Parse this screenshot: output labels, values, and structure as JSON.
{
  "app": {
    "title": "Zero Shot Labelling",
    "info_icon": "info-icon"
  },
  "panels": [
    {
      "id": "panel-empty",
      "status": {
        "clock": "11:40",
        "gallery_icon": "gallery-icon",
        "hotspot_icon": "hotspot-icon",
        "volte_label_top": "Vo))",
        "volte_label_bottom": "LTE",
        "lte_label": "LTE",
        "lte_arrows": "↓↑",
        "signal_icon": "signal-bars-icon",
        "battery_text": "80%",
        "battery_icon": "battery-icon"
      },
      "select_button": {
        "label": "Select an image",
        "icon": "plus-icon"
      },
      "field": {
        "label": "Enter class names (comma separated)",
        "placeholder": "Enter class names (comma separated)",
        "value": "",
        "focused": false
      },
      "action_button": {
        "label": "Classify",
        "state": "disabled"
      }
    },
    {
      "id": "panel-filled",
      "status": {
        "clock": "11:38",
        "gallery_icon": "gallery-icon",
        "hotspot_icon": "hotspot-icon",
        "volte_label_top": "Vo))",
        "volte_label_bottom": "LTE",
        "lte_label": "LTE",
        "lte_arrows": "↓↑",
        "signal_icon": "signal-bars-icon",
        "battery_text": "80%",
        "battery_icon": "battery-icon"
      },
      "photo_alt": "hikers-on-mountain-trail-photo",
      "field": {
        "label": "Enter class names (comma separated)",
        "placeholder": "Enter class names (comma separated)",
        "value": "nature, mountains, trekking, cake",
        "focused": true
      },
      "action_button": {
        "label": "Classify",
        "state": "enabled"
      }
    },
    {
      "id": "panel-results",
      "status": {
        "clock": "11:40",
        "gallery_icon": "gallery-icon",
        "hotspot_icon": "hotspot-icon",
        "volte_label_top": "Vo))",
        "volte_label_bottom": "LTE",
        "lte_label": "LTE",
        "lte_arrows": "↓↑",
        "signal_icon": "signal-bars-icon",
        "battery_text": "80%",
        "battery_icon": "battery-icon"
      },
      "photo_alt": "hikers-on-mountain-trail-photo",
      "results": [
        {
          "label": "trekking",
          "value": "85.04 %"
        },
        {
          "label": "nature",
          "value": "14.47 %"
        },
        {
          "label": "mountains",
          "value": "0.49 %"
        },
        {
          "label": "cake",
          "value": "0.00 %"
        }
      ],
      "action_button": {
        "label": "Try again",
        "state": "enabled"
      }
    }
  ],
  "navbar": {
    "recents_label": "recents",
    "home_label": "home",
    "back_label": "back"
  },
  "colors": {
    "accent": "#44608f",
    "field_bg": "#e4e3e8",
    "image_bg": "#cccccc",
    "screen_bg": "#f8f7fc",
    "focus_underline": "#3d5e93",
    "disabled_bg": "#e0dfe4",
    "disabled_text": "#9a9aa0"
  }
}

-=-=-

## Short task
Quote the listing in full, please, keeping every line exact.

## Completed task
Parse this screenshot: output labels, values, and structure as JSON.
{
  "app": {
    "title": "Zero Shot Labelling",
    "info_icon": "info-icon"
  },
  "panels": [
    {
      "id": "panel-empty",
      "status": {
        "clock": "11:40",
        "gallery_icon": "gallery-icon",
        "hotspot_icon": "hotspot-icon",
        "volte_label_top": "Vo))",
        "volte_label_bottom": "LTE",
        "lte_label": "LTE",
        "lte_arrows": "↓↑",
        "signal_icon": "signal-bars-icon",
        "battery_text": "80%",
        "battery_icon": "battery-icon"
      },
      "select_button": {
        "label": "Select an image",
        "icon": "plus-icon"
      },
      "field": {
        "label": "Enter class names (comma separated)",
        "placeholder": "Enter class names (comma separated)",
        "value": "",
        "focused": false
      },
      "action_button": {
        "label": "Classify",
        "state": "disabled"
      }
    },
    {
      "id": "panel-filled",
      "status": {
        "clock": "11:38",
        "gallery_icon": "gallery-icon",
        "hotspot_icon": "hotspot-icon",
        "volte_label_top": "Vo))",
        "volte_label_bottom": "LTE",
        "lte_label": "LTE",
        "lte_arrows": "↓↑",
        "signal_icon": "signal-bars-icon",
        "battery_text": "80%",
        "battery_icon": "battery-icon"
      },
      "photo_alt": "hikers-on-mountain-trail-photo",
      "field": {
        "label": "Enter class names (comma separated)",
        "placeholder": "Enter class names (comma separated)",
        "value": "nature, mountains, trekking, cake",
        "focused": true
      },
      "action_button": {
        "label": "Classify",
        "state": "enabled"
      }
    },
    {
      "id": "panel-results",
      "status": {
        "clock": "11:40",
        "gallery_icon": "gallery-icon",
        "hotspot_icon": "hotspot-icon",
        "volte_label_top": "Vo))",
        "volte_label_bottom": "LTE",
        "lte_label": "LTE",
        "lte_arrows": "↓↑",
        "signal_icon": "signal-bars-icon",
        "battery_text": "80%",
        "battery_icon": "battery-icon"
      },
      "photo_alt": "hikers-on-mountain-trail-photo",
      "results": [
        {
          "label": "trekking",
          "value": "85.04 %"
        },
        {
          "label": "nature",
          "value": "14.47 %"
        },
        {
          "label": "mountains",
          "value": "0.49 %"
        },
        {
          "label": "cake",
          "value": "0.00 %"
        }
      ],
      "action_button": {
        "label": "Try again",
        "state": "enabled"
      }
    }
  ],
  "navbar": {
    "recents_label": "recents",
    "home_label": "home",
    "back_label": "back"
  },
  "colors": {
    "accent": "#44608f",
    "field_bg": "#e4e3e8",
    "image_bg": "#cccccc",
    "screen_bg": "#f8f7fc",
    "focus_underline": "#3d5e93",
    "disabled_bg": "#e0dfe4",
    "disabled_text": "#9a9aa0"
  }
}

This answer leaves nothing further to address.